## Direction
Pull every line containing "Document" from the entries.

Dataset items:
◆ ◆ ◆ ◆ ◆ ◆ ◆
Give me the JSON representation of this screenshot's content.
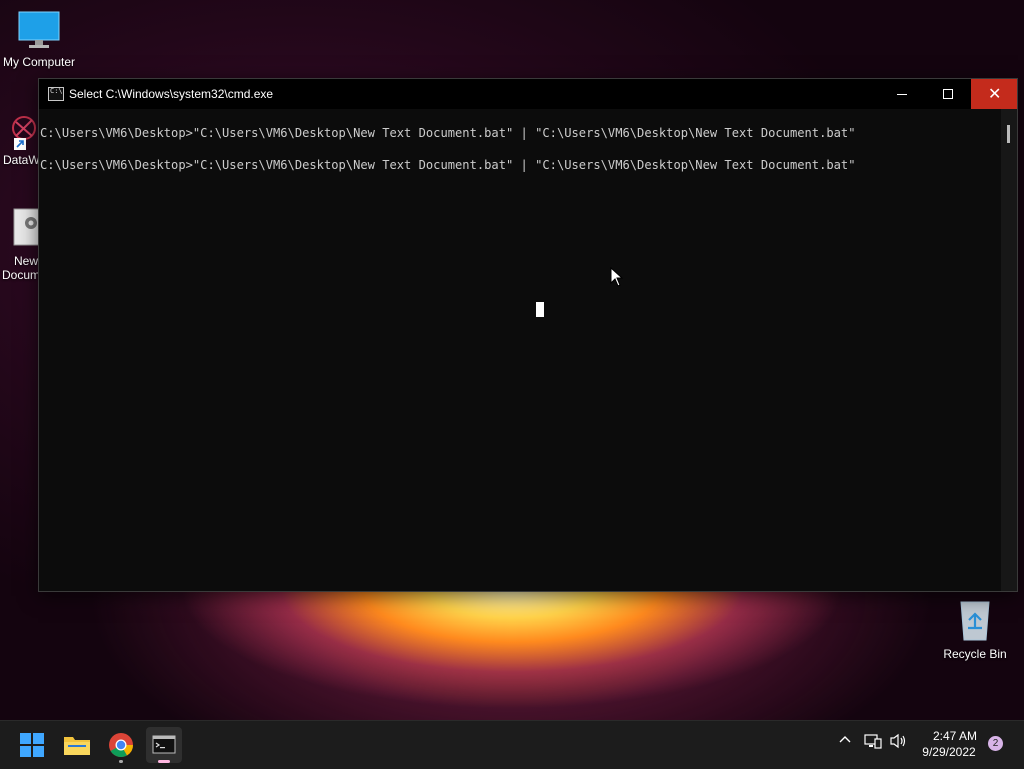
{
  "desktop": {
    "icons": [
      {
        "label": "My Computer"
      },
      {
        "label": "DataW"
      },
      {
        "label_line1": "New",
        "label_line2": "Docum"
      },
      {
        "label": "Recycle Bin"
      }
    ]
  },
  "window": {
    "title": "Select C:\\Windows\\system32\\cmd.exe",
    "icon_text": "C:\\",
    "console_lines": [
      "C:\\Users\\VM6\\Desktop>\"C:\\Users\\VM6\\Desktop\\New Text Document.bat\" | \"C:\\Users\\VM6\\Desktop\\New Text Document.bat\"",
      "C:\\Users\\VM6\\Desktop>\"C:\\Users\\VM6\\Desktop\\New Text Document.bat\" | \"C:\\Users\\VM6\\Desktop\\New Text Document.bat\""
    ]
  },
  "taskbar": {
    "time": "2:47 AM",
    "date": "9/29/2022",
    "notification_count": "2",
    "apps": [
      "start-button",
      "file-explorer",
      "chrome",
      "cmd"
    ]
  },
  "colors": {
    "close_button": "#c42b1c",
    "console_bg": "#0c0c0c",
    "console_text": "#cccccc",
    "taskbar_bg": "#1c1c1c"
  }
}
◆ ◆ ◆ ◆ ◆ ◆ ◆
## Exercise output
      "C:\\Users\\VM6\\Desktop>\"C:\\Users\\VM6\\Desktop\\New Text Document.bat\" | \"C:\\Users\\VM6\\Desktop\\New Text Document.bat\"",
      "C:\\Users\\VM6\\Desktop>\"C:\\Users\\VM6\\Desktop\\New Text Document.bat\" | \"C:\\Users\\VM6\\Desktop\\New Text Document.bat\""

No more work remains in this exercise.